▶
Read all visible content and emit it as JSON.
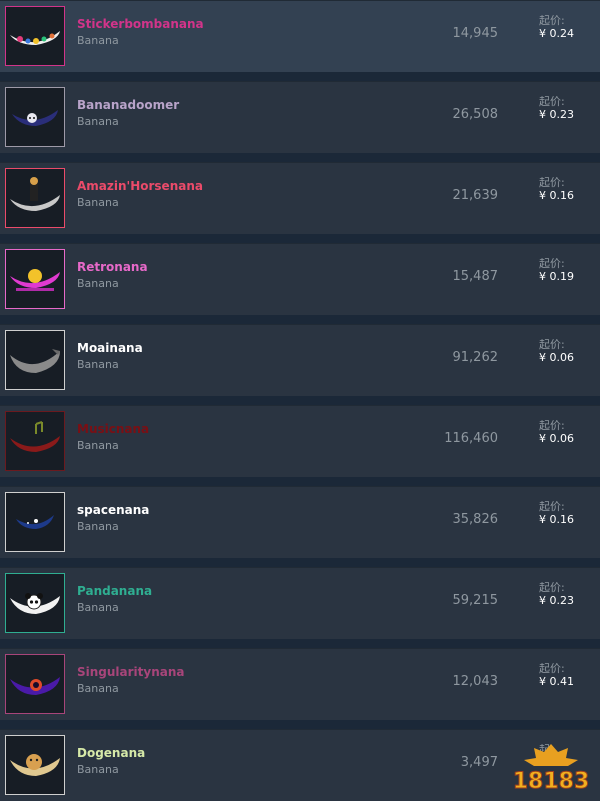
{
  "items": [
    {
      "name": "Stickerbombanana",
      "game": "Banana",
      "quantity": "14,945",
      "price_label": "起价:",
      "price": "¥ 0.24",
      "name_color": "#d2348a",
      "border_color": "#d2348a",
      "icon": "banana-sticker-icon"
    },
    {
      "name": "Bananadoomer",
      "game": "Banana",
      "quantity": "26,508",
      "price_label": "起价:",
      "price": "¥ 0.23",
      "name_color": "#b8a3c9",
      "border_color": "#9e9aa8",
      "icon": "banana-doomer-icon"
    },
    {
      "name": "Amazin'Horsenana",
      "game": "Banana",
      "quantity": "21,639",
      "price_label": "起价:",
      "price": "¥ 0.16",
      "name_color": "#eb4b6a",
      "border_color": "#eb4b6a",
      "icon": "banana-horse-icon"
    },
    {
      "name": "Retronana",
      "game": "Banana",
      "quantity": "15,487",
      "price_label": "起价:",
      "price": "¥ 0.19",
      "name_color": "#e769c9",
      "border_color": "#e769c9",
      "icon": "banana-retro-icon"
    },
    {
      "name": "Moainana",
      "game": "Banana",
      "quantity": "91,262",
      "price_label": "起价:",
      "price": "¥ 0.06",
      "name_color": "#ffffff",
      "border_color": "#cfcfcf",
      "icon": "banana-moai-icon"
    },
    {
      "name": "Musicnana",
      "game": "Banana",
      "quantity": "116,460",
      "price_label": "起价:",
      "price": "¥ 0.06",
      "name_color": "#7a0f14",
      "border_color": "#6b1a1f",
      "icon": "banana-music-icon"
    },
    {
      "name": "spacenana",
      "game": "Banana",
      "quantity": "35,826",
      "price_label": "起价:",
      "price": "¥ 0.16",
      "name_color": "#ffffff",
      "border_color": "#cfcfcf",
      "icon": "banana-space-icon"
    },
    {
      "name": "Pandanana",
      "game": "Banana",
      "quantity": "59,215",
      "price_label": "起价:",
      "price": "¥ 0.23",
      "name_color": "#2fae91",
      "border_color": "#2fae91",
      "icon": "banana-panda-icon"
    },
    {
      "name": "Singularitynana",
      "game": "Banana",
      "quantity": "12,043",
      "price_label": "起价:",
      "price": "¥ 0.41",
      "name_color": "#a8457a",
      "border_color": "#a8457a",
      "icon": "banana-singularity-icon"
    },
    {
      "name": "Dogenana",
      "game": "Banana",
      "quantity": "3,497",
      "price_label": "起",
      "price": "",
      "name_color": "#d6e9a8",
      "border_color": "#cfcfcf",
      "icon": "banana-doge-icon"
    }
  ],
  "watermark": {
    "text": "18183"
  }
}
◀
▸ **Aim of the exercise**: Retype the whole listing exactly and leave the pictures out.

▸ **Answer for the task**:
Read all visible content and emit it as JSON.
{
  "items": [
    {
      "name": "Stickerbombanana",
      "game": "Banana",
      "quantity": "14,945",
      "price_label": "起价:",
      "price": "¥ 0.24",
      "name_color": "#d2348a",
      "border_color": "#d2348a",
      "icon": "banana-sticker-icon"
    },
    {
      "name": "Bananadoomer",
      "game": "Banana",
      "quantity": "26,508",
      "price_label": "起价:",
      "price": "¥ 0.23",
      "name_color": "#b8a3c9",
      "border_color": "#9e9aa8",
      "icon": "banana-doomer-icon"
    },
    {
      "name": "Amazin'Horsenana",
      "game": "Banana",
      "quantity": "21,639",
      "price_label": "起价:",
      "price": "¥ 0.16",
      "name_color": "#eb4b6a",
      "border_color": "#eb4b6a",
      "icon": "banana-horse-icon"
    },
    {
      "name": "Retronana",
      "game": "Banana",
      "quantity": "15,487",
      "price_label": "起价:",
      "price": "¥ 0.19",
      "name_color": "#e769c9",
      "border_color": "#e769c9",
      "icon": "banana-retro-icon"
    },
    {
      "name": "Moainana",
      "game": "Banana",
      "quantity": "91,262",
      "price_label": "起价:",
      "price": "¥ 0.06",
      "name_color": "#ffffff",
      "border_color": "#cfcfcf",
      "icon": "banana-moai-icon"
    },
    {
      "name": "Musicnana",
      "game": "Banana",
      "quantity": "116,460",
      "price_label": "起价:",
      "price": "¥ 0.06",
      "name_color": "#7a0f14",
      "border_color": "#6b1a1f",
      "icon": "banana-music-icon"
    },
    {
      "name": "spacenana",
      "game": "Banana",
      "quantity": "35,826",
      "price_label": "起价:",
      "price": "¥ 0.16",
      "name_color": "#ffffff",
      "border_color": "#cfcfcf",
      "icon": "banana-space-icon"
    },
    {
      "name": "Pandanana",
      "game": "Banana",
      "quantity": "59,215",
      "price_label": "起价:",
      "price": "¥ 0.23",
      "name_color": "#2fae91",
      "border_color": "#2fae91",
      "icon": "banana-panda-icon"
    },
    {
      "name": "Singularitynana",
      "game": "Banana",
      "quantity": "12,043",
      "price_label": "起价:",
      "price": "¥ 0.41",
      "name_color": "#a8457a",
      "border_color": "#a8457a",
      "icon": "banana-singularity-icon"
    },
    {
      "name": "Dogenana",
      "game": "Banana",
      "quantity": "3,497",
      "price_label": "起",
      "price": "",
      "name_color": "#d6e9a8",
      "border_color": "#cfcfcf",
      "icon": "banana-doge-icon"
    }
  ],
  "watermark": {
    "text": "18183"
  }
}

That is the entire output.